## [The input]

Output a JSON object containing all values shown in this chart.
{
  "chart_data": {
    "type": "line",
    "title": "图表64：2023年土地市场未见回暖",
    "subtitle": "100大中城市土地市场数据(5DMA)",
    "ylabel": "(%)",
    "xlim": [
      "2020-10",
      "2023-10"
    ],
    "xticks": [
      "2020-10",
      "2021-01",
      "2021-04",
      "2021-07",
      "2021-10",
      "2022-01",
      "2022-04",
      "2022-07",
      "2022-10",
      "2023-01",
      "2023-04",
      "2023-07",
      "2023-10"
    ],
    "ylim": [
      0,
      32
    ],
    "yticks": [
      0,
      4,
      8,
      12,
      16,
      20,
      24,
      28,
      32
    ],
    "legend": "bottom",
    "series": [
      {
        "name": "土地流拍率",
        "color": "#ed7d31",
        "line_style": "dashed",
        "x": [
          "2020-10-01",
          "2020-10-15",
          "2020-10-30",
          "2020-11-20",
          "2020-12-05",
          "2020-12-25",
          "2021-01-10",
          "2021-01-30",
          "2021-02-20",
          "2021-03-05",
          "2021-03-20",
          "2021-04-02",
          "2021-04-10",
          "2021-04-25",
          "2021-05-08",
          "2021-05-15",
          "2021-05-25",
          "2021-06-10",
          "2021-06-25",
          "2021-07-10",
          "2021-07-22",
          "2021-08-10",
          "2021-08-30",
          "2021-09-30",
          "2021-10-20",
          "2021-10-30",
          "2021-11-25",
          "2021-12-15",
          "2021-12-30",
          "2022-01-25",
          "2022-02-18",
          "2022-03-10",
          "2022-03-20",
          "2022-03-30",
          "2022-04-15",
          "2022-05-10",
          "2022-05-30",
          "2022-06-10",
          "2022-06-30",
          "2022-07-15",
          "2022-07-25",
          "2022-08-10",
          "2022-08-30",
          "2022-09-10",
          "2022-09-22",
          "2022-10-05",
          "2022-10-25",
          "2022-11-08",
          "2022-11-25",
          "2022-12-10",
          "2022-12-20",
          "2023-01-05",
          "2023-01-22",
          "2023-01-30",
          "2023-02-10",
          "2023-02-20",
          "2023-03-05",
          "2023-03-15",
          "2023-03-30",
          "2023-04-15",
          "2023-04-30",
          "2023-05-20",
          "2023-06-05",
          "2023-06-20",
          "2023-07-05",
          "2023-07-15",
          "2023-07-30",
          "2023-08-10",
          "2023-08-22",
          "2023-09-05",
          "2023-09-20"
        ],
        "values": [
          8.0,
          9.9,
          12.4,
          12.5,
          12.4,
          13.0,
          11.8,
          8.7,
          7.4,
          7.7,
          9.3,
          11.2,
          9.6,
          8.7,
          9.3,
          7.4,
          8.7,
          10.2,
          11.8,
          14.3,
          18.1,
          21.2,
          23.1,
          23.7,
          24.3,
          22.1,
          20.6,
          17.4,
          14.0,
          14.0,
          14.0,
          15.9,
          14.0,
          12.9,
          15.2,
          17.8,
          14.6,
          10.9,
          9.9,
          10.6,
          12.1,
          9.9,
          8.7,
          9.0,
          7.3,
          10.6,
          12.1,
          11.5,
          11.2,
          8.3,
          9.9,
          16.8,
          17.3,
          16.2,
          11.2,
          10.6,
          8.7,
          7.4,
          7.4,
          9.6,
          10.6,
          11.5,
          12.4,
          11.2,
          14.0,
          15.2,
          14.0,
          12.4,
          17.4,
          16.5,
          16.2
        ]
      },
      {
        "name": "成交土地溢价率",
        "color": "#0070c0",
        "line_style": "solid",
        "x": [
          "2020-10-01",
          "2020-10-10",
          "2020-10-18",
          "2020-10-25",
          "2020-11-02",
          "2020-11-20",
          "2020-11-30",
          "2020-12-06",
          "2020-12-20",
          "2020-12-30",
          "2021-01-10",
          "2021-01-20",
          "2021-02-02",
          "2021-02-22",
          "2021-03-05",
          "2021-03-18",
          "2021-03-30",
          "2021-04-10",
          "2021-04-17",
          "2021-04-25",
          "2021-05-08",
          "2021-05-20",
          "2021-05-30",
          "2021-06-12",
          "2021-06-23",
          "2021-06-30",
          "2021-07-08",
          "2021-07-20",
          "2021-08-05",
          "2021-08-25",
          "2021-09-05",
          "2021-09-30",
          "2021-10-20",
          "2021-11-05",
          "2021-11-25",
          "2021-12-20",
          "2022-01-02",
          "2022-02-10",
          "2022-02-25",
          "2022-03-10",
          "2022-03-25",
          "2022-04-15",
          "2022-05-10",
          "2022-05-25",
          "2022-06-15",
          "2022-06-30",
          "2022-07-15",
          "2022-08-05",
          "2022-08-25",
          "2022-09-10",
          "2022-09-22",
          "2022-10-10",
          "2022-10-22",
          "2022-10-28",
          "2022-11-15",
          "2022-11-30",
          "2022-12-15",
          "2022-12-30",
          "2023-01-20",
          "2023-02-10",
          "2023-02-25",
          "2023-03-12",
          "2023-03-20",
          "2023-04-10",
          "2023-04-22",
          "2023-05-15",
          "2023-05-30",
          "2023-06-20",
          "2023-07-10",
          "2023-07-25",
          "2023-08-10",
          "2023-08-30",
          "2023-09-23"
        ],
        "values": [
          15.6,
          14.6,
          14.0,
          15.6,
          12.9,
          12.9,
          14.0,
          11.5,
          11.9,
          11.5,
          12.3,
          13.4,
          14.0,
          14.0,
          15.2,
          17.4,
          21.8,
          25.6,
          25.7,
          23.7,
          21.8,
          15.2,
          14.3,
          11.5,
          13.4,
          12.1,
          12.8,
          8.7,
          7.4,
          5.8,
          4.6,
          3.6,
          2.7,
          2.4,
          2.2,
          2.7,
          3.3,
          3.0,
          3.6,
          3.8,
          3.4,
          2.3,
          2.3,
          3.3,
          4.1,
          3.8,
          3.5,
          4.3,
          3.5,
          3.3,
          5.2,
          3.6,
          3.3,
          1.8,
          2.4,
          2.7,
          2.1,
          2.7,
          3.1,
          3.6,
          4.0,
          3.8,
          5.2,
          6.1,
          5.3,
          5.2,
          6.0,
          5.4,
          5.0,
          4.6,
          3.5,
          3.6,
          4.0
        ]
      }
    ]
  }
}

## [Directions for this task]
Repeat the material word for word, in full.

## [Response]
Output a JSON object containing all values shown in this chart.
{
  "chart_data": {
    "type": "line",
    "title": "图表64：2023年土地市场未见回暖",
    "subtitle": "100大中城市土地市场数据(5DMA)",
    "ylabel": "(%)",
    "xlim": [
      "2020-10",
      "2023-10"
    ],
    "xticks": [
      "2020-10",
      "2021-01",
      "2021-04",
      "2021-07",
      "2021-10",
      "2022-01",
      "2022-04",
      "2022-07",
      "2022-10",
      "2023-01",
      "2023-04",
      "2023-07",
      "2023-10"
    ],
    "ylim": [
      0,
      32
    ],
    "yticks": [
      0,
      4,
      8,
      12,
      16,
      20,
      24,
      28,
      32
    ],
    "legend": "bottom",
    "series": [
      {
        "name": "土地流拍率",
        "color": "#ed7d31",
        "line_style": "dashed",
        "x": [
          "2020-10-01",
          "2020-10-15",
          "2020-10-30",
          "2020-11-20",
          "2020-12-05",
          "2020-12-25",
          "2021-01-10",
          "2021-01-30",
          "2021-02-20",
          "2021-03-05",
          "2021-03-20",
          "2021-04-02",
          "2021-04-10",
          "2021-04-25",
          "2021-05-08",
          "2021-05-15",
          "2021-05-25",
          "2021-06-10",
          "2021-06-25",
          "2021-07-10",
          "2021-07-22",
          "2021-08-10",
          "2021-08-30",
          "2021-09-30",
          "2021-10-20",
          "2021-10-30",
          "2021-11-25",
          "2021-12-15",
          "2021-12-30",
          "2022-01-25",
          "2022-02-18",
          "2022-03-10",
          "2022-03-20",
          "2022-03-30",
          "2022-04-15",
          "2022-05-10",
          "2022-05-30",
          "2022-06-10",
          "2022-06-30",
          "2022-07-15",
          "2022-07-25",
          "2022-08-10",
          "2022-08-30",
          "2022-09-10",
          "2022-09-22",
          "2022-10-05",
          "2022-10-25",
          "2022-11-08",
          "2022-11-25",
          "2022-12-10",
          "2022-12-20",
          "2023-01-05",
          "2023-01-22",
          "2023-01-30",
          "2023-02-10",
          "2023-02-20",
          "2023-03-05",
          "2023-03-15",
          "2023-03-30",
          "2023-04-15",
          "2023-04-30",
          "2023-05-20",
          "2023-06-05",
          "2023-06-20",
          "2023-07-05",
          "2023-07-15",
          "2023-07-30",
          "2023-08-10",
          "2023-08-22",
          "2023-09-05",
          "2023-09-20"
        ],
        "values": [
          8.0,
          9.9,
          12.4,
          12.5,
          12.4,
          13.0,
          11.8,
          8.7,
          7.4,
          7.7,
          9.3,
          11.2,
          9.6,
          8.7,
          9.3,
          7.4,
          8.7,
          10.2,
          11.8,
          14.3,
          18.1,
          21.2,
          23.1,
          23.7,
          24.3,
          22.1,
          20.6,
          17.4,
          14.0,
          14.0,
          14.0,
          15.9,
          14.0,
          12.9,
          15.2,
          17.8,
          14.6,
          10.9,
          9.9,
          10.6,
          12.1,
          9.9,
          8.7,
          9.0,
          7.3,
          10.6,
          12.1,
          11.5,
          11.2,
          8.3,
          9.9,
          16.8,
          17.3,
          16.2,
          11.2,
          10.6,
          8.7,
          7.4,
          7.4,
          9.6,
          10.6,
          11.5,
          12.4,
          11.2,
          14.0,
          15.2,
          14.0,
          12.4,
          17.4,
          16.5,
          16.2
        ]
      },
      {
        "name": "成交土地溢价率",
        "color": "#0070c0",
        "line_style": "solid",
        "x": [
          "2020-10-01",
          "2020-10-10",
          "2020-10-18",
          "2020-10-25",
          "2020-11-02",
          "2020-11-20",
          "2020-11-30",
          "2020-12-06",
          "2020-12-20",
          "2020-12-30",
          "2021-01-10",
          "2021-01-20",
          "2021-02-02",
          "2021-02-22",
          "2021-03-05",
          "2021-03-18",
          "2021-03-30",
          "2021-04-10",
          "2021-04-17",
          "2021-04-25",
          "2021-05-08",
          "2021-05-20",
          "2021-05-30",
          "2021-06-12",
          "2021-06-23",
          "2021-06-30",
          "2021-07-08",
          "2021-07-20",
          "2021-08-05",
          "2021-08-25",
          "2021-09-05",
          "2021-09-30",
          "2021-10-20",
          "2021-11-05",
          "2021-11-25",
          "2021-12-20",
          "2022-01-02",
          "2022-02-10",
          "2022-02-25",
          "2022-03-10",
          "2022-03-25",
          "2022-04-15",
          "2022-05-10",
          "2022-05-25",
          "2022-06-15",
          "2022-06-30",
          "2022-07-15",
          "2022-08-05",
          "2022-08-25",
          "2022-09-10",
          "2022-09-22",
          "2022-10-10",
          "2022-10-22",
          "2022-10-28",
          "2022-11-15",
          "2022-11-30",
          "2022-12-15",
          "2022-12-30",
          "2023-01-20",
          "2023-02-10",
          "2023-02-25",
          "2023-03-12",
          "2023-03-20",
          "2023-04-10",
          "2023-04-22",
          "2023-05-15",
          "2023-05-30",
          "2023-06-20",
          "2023-07-10",
          "2023-07-25",
          "2023-08-10",
          "2023-08-30",
          "2023-09-23"
        ],
        "values": [
          15.6,
          14.6,
          14.0,
          15.6,
          12.9,
          12.9,
          14.0,
          11.5,
          11.9,
          11.5,
          12.3,
          13.4,
          14.0,
          14.0,
          15.2,
          17.4,
          21.8,
          25.6,
          25.7,
          23.7,
          21.8,
          15.2,
          14.3,
          11.5,
          13.4,
          12.1,
          12.8,
          8.7,
          7.4,
          5.8,
          4.6,
          3.6,
          2.7,
          2.4,
          2.2,
          2.7,
          3.3,
          3.0,
          3.6,
          3.8,
          3.4,
          2.3,
          2.3,
          3.3,
          4.1,
          3.8,
          3.5,
          4.3,
          3.5,
          3.3,
          5.2,
          3.6,
          3.3,
          1.8,
          2.4,
          2.7,
          2.1,
          2.7,
          3.1,
          3.6,
          4.0,
          3.8,
          5.2,
          6.1,
          5.3,
          5.2,
          6.0,
          5.4,
          5.0,
          4.6,
          3.5,
          3.6,
          4.0
        ]
      }
    ]
  }
}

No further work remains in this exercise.